**** ROWS

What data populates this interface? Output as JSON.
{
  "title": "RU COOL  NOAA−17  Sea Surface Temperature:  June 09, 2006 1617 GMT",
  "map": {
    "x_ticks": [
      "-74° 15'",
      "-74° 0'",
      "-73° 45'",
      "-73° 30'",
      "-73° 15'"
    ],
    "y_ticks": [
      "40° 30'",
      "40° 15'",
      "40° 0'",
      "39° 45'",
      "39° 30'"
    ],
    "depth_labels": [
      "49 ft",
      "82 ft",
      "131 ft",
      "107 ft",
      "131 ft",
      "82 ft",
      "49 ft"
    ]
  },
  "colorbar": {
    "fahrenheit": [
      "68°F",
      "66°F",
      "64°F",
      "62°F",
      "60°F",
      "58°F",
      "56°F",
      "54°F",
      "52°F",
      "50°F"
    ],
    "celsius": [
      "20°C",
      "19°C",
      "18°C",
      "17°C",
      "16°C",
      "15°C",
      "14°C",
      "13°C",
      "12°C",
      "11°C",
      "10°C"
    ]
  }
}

********

▸ EXERCISE DIRECTIONS
Each record above must be given again exactly.

▸ SOLUTION FOR THIS PROBLEM
What data populates this interface? Output as JSON.
{
  "title": "RU COOL  NOAA−17  Sea Surface Temperature:  June 09, 2006 1617 GMT",
  "map": {
    "x_ticks": [
      "-74° 15'",
      "-74° 0'",
      "-73° 45'",
      "-73° 30'",
      "-73° 15'"
    ],
    "y_ticks": [
      "40° 30'",
      "40° 15'",
      "40° 0'",
      "39° 45'",
      "39° 30'"
    ],
    "depth_labels": [
      "49 ft",
      "82 ft",
      "131 ft",
      "107 ft",
      "131 ft",
      "82 ft",
      "49 ft"
    ]
  },
  "colorbar": {
    "fahrenheit": [
      "68°F",
      "66°F",
      "64°F",
      "62°F",
      "60°F",
      "58°F",
      "56°F",
      "54°F",
      "52°F",
      "50°F"
    ],
    "celsius": [
      "20°C",
      "19°C",
      "18°C",
      "17°C",
      "16°C",
      "15°C",
      "14°C",
      "13°C",
      "12°C",
      "11°C",
      "10°C"
    ]
  }
}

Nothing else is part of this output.